▶ [What to produce]
Take the material and output all of it exactly.

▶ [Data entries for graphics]
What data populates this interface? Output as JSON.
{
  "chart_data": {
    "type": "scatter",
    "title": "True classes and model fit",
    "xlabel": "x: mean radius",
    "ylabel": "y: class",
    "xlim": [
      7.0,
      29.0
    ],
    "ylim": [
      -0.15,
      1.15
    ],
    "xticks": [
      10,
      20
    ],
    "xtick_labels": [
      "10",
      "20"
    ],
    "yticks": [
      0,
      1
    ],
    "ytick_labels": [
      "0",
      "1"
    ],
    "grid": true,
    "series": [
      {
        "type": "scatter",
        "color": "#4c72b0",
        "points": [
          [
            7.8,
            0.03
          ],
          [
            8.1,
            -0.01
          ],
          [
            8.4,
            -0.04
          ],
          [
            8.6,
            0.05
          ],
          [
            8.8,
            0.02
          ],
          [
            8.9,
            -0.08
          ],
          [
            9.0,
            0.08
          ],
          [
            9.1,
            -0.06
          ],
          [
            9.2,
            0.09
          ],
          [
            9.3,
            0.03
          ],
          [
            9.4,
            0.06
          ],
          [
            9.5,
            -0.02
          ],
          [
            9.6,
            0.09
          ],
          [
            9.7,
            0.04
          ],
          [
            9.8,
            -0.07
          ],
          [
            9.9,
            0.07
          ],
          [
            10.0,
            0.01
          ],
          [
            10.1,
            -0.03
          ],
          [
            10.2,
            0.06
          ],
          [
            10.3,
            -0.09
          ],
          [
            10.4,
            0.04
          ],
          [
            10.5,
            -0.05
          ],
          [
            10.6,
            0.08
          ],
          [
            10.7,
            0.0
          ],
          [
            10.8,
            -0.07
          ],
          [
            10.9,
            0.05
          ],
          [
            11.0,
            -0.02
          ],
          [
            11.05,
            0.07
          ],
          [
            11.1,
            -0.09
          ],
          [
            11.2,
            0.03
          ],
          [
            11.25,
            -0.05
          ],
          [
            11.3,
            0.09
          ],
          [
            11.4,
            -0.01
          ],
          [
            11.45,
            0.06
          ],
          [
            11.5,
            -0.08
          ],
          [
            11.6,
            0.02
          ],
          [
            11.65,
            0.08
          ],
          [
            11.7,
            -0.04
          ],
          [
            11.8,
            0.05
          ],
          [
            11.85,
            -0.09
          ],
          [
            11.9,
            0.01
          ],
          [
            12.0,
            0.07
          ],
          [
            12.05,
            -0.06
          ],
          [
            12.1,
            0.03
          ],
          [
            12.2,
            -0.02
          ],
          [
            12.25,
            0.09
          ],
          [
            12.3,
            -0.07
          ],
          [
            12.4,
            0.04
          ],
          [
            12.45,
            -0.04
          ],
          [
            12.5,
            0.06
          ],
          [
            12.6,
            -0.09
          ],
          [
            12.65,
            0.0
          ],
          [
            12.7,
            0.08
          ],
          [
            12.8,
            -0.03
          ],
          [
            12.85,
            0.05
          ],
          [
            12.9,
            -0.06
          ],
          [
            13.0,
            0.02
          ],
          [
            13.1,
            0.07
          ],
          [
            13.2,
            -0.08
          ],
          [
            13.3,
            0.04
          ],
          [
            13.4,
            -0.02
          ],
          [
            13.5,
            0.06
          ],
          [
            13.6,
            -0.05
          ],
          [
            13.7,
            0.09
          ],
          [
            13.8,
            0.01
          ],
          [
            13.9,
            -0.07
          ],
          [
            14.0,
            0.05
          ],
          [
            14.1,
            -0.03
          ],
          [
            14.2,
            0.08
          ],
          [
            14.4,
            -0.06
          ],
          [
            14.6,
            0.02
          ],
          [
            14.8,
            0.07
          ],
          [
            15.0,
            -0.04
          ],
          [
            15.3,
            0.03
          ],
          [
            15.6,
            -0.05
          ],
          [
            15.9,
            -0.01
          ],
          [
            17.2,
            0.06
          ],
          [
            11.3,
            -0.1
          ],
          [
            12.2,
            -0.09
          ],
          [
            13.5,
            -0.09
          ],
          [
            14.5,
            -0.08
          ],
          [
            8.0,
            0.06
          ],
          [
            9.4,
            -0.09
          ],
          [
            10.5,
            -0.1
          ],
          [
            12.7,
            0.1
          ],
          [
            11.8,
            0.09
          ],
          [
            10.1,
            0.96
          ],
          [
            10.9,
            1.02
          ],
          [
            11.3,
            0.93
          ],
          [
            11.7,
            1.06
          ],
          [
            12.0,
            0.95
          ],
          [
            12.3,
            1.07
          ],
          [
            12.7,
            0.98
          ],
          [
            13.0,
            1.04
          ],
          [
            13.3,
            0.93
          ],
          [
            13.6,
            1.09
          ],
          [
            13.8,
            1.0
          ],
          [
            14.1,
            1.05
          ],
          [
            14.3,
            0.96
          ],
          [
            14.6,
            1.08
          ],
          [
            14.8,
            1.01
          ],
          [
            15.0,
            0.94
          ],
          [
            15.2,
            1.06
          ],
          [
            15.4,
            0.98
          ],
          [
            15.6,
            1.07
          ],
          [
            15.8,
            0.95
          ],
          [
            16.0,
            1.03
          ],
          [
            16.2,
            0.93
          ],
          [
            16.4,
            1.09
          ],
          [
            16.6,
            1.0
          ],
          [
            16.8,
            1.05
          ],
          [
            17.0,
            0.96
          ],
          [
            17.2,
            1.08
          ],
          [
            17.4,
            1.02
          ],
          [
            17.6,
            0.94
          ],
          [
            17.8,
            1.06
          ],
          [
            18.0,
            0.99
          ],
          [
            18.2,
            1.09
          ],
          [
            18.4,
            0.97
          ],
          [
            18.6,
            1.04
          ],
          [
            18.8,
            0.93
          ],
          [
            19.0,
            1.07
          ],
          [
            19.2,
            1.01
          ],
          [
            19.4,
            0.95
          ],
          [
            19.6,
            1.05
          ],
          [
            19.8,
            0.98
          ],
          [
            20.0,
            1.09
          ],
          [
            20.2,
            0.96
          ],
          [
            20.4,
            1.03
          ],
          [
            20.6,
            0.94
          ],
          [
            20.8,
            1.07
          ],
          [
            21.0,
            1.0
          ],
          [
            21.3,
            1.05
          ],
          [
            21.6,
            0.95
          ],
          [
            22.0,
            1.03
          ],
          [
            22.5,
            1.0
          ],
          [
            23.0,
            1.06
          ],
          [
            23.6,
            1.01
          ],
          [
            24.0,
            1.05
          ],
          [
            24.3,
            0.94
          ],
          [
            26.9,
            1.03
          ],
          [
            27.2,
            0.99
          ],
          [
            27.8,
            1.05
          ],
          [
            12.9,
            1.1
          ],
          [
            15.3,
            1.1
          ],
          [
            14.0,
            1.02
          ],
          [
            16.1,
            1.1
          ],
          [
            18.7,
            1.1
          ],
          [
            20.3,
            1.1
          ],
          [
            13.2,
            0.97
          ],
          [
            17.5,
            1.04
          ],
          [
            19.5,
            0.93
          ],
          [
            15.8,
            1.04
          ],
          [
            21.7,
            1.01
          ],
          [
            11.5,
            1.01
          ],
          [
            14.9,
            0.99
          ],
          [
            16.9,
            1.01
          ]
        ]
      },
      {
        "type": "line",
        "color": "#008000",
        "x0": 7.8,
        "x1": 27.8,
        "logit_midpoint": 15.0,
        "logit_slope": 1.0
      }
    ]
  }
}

▶ [Answer to the exercise]
What data populates this interface? Output as JSON.
{
  "chart_data": {
    "type": "scatter",
    "title": "True classes and model fit",
    "xlabel": "x: mean radius",
    "ylabel": "y: class",
    "xlim": [
      7.0,
      29.0
    ],
    "ylim": [
      -0.15,
      1.15
    ],
    "xticks": [
      10,
      20
    ],
    "xtick_labels": [
      "10",
      "20"
    ],
    "yticks": [
      0,
      1
    ],
    "ytick_labels": [
      "0",
      "1"
    ],
    "grid": true,
    "series": [
      {
        "type": "scatter",
        "color": "#4c72b0",
        "points": [
          [
            7.8,
            0.03
          ],
          [
            8.1,
            -0.01
          ],
          [
            8.4,
            -0.04
          ],
          [
            8.6,
            0.05
          ],
          [
            8.8,
            0.02
          ],
          [
            8.9,
            -0.08
          ],
          [
            9.0,
            0.08
          ],
          [
            9.1,
            -0.06
          ],
          [
            9.2,
            0.09
          ],
          [
            9.3,
            0.03
          ],
          [
            9.4,
            0.06
          ],
          [
            9.5,
            -0.02
          ],
          [
            9.6,
            0.09
          ],
          [
            9.7,
            0.04
          ],
          [
            9.8,
            -0.07
          ],
          [
            9.9,
            0.07
          ],
          [
            10.0,
            0.01
          ],
          [
            10.1,
            -0.03
          ],
          [
            10.2,
            0.06
          ],
          [
            10.3,
            -0.09
          ],
          [
            10.4,
            0.04
          ],
          [
            10.5,
            -0.05
          ],
          [
            10.6,
            0.08
          ],
          [
            10.7,
            0.0
          ],
          [
            10.8,
            -0.07
          ],
          [
            10.9,
            0.05
          ],
          [
            11.0,
            -0.02
          ],
          [
            11.05,
            0.07
          ],
          [
            11.1,
            -0.09
          ],
          [
            11.2,
            0.03
          ],
          [
            11.25,
            -0.05
          ],
          [
            11.3,
            0.09
          ],
          [
            11.4,
            -0.01
          ],
          [
            11.45,
            0.06
          ],
          [
            11.5,
            -0.08
          ],
          [
            11.6,
            0.02
          ],
          [
            11.65,
            0.08
          ],
          [
            11.7,
            -0.04
          ],
          [
            11.8,
            0.05
          ],
          [
            11.85,
            -0.09
          ],
          [
            11.9,
            0.01
          ],
          [
            12.0,
            0.07
          ],
          [
            12.05,
            -0.06
          ],
          [
            12.1,
            0.03
          ],
          [
            12.2,
            -0.02
          ],
          [
            12.25,
            0.09
          ],
          [
            12.3,
            -0.07
          ],
          [
            12.4,
            0.04
          ],
          [
            12.45,
            -0.04
          ],
          [
            12.5,
            0.06
          ],
          [
            12.6,
            -0.09
          ],
          [
            12.65,
            0.0
          ],
          [
            12.7,
            0.08
          ],
          [
            12.8,
            -0.03
          ],
          [
            12.85,
            0.05
          ],
          [
            12.9,
            -0.06
          ],
          [
            13.0,
            0.02
          ],
          [
            13.1,
            0.07
          ],
          [
            13.2,
            -0.08
          ],
          [
            13.3,
            0.04
          ],
          [
            13.4,
            -0.02
          ],
          [
            13.5,
            0.06
          ],
          [
            13.6,
            -0.05
          ],
          [
            13.7,
            0.09
          ],
          [
            13.8,
            0.01
          ],
          [
            13.9,
            -0.07
          ],
          [
            14.0,
            0.05
          ],
          [
            14.1,
            -0.03
          ],
          [
            14.2,
            0.08
          ],
          [
            14.4,
            -0.06
          ],
          [
            14.6,
            0.02
          ],
          [
            14.8,
            0.07
          ],
          [
            15.0,
            -0.04
          ],
          [
            15.3,
            0.03
          ],
          [
            15.6,
            -0.05
          ],
          [
            15.9,
            -0.01
          ],
          [
            17.2,
            0.06
          ],
          [
            11.3,
            -0.1
          ],
          [
            12.2,
            -0.09
          ],
          [
            13.5,
            -0.09
          ],
          [
            14.5,
            -0.08
          ],
          [
            8.0,
            0.06
          ],
          [
            9.4,
            -0.09
          ],
          [
            10.5,
            -0.1
          ],
          [
            12.7,
            0.1
          ],
          [
            11.8,
            0.09
          ],
          [
            10.1,
            0.96
          ],
          [
            10.9,
            1.02
          ],
          [
            11.3,
            0.93
          ],
          [
            11.7,
            1.06
          ],
          [
            12.0,
            0.95
          ],
          [
            12.3,
            1.07
          ],
          [
            12.7,
            0.98
          ],
          [
            13.0,
            1.04
          ],
          [
            13.3,
            0.93
          ],
          [
            13.6,
            1.09
          ],
          [
            13.8,
            1.0
          ],
          [
            14.1,
            1.05
          ],
          [
            14.3,
            0.96
          ],
          [
            14.6,
            1.08
          ],
          [
            14.8,
            1.01
          ],
          [
            15.0,
            0.94
          ],
          [
            15.2,
            1.06
          ],
          [
            15.4,
            0.98
          ],
          [
            15.6,
            1.07
          ],
          [
            15.8,
            0.95
          ],
          [
            16.0,
            1.03
          ],
          [
            16.2,
            0.93
          ],
          [
            16.4,
            1.09
          ],
          [
            16.6,
            1.0
          ],
          [
            16.8,
            1.05
          ],
          [
            17.0,
            0.96
          ],
          [
            17.2,
            1.08
          ],
          [
            17.4,
            1.02
          ],
          [
            17.6,
            0.94
          ],
          [
            17.8,
            1.06
          ],
          [
            18.0,
            0.99
          ],
          [
            18.2,
            1.09
          ],
          [
            18.4,
            0.97
          ],
          [
            18.6,
            1.04
          ],
          [
            18.8,
            0.93
          ],
          [
            19.0,
            1.07
          ],
          [
            19.2,
            1.01
          ],
          [
            19.4,
            0.95
          ],
          [
            19.6,
            1.05
          ],
          [
            19.8,
            0.98
          ],
          [
            20.0,
            1.09
          ],
          [
            20.2,
            0.96
          ],
          [
            20.4,
            1.03
          ],
          [
            20.6,
            0.94
          ],
          [
            20.8,
            1.07
          ],
          [
            21.0,
            1.0
          ],
          [
            21.3,
            1.05
          ],
          [
            21.6,
            0.95
          ],
          [
            22.0,
            1.03
          ],
          [
            22.5,
            1.0
          ],
          [
            23.0,
            1.06
          ],
          [
            23.6,
            1.01
          ],
          [
            24.0,
            1.05
          ],
          [
            24.3,
            0.94
          ],
          [
            26.9,
            1.03
          ],
          [
            27.2,
            0.99
          ],
          [
            27.8,
            1.05
          ],
          [
            12.9,
            1.1
          ],
          [
            15.3,
            1.1
          ],
          [
            14.0,
            1.02
          ],
          [
            16.1,
            1.1
          ],
          [
            18.7,
            1.1
          ],
          [
            20.3,
            1.1
          ],
          [
            13.2,
            0.97
          ],
          [
            17.5,
            1.04
          ],
          [
            19.5,
            0.93
          ],
          [
            15.8,
            1.04
          ],
          [
            21.7,
            1.01
          ],
          [
            11.5,
            1.01
          ],
          [
            14.9,
            0.99
          ],
          [
            16.9,
            1.01
          ]
        ]
      },
      {
        "type": "line",
        "color": "#008000",
        "x0": 7.8,
        "x1": 27.8,
        "logit_midpoint": 15.0,
        "logit_slope": 1.0
      }
    ]
  }
}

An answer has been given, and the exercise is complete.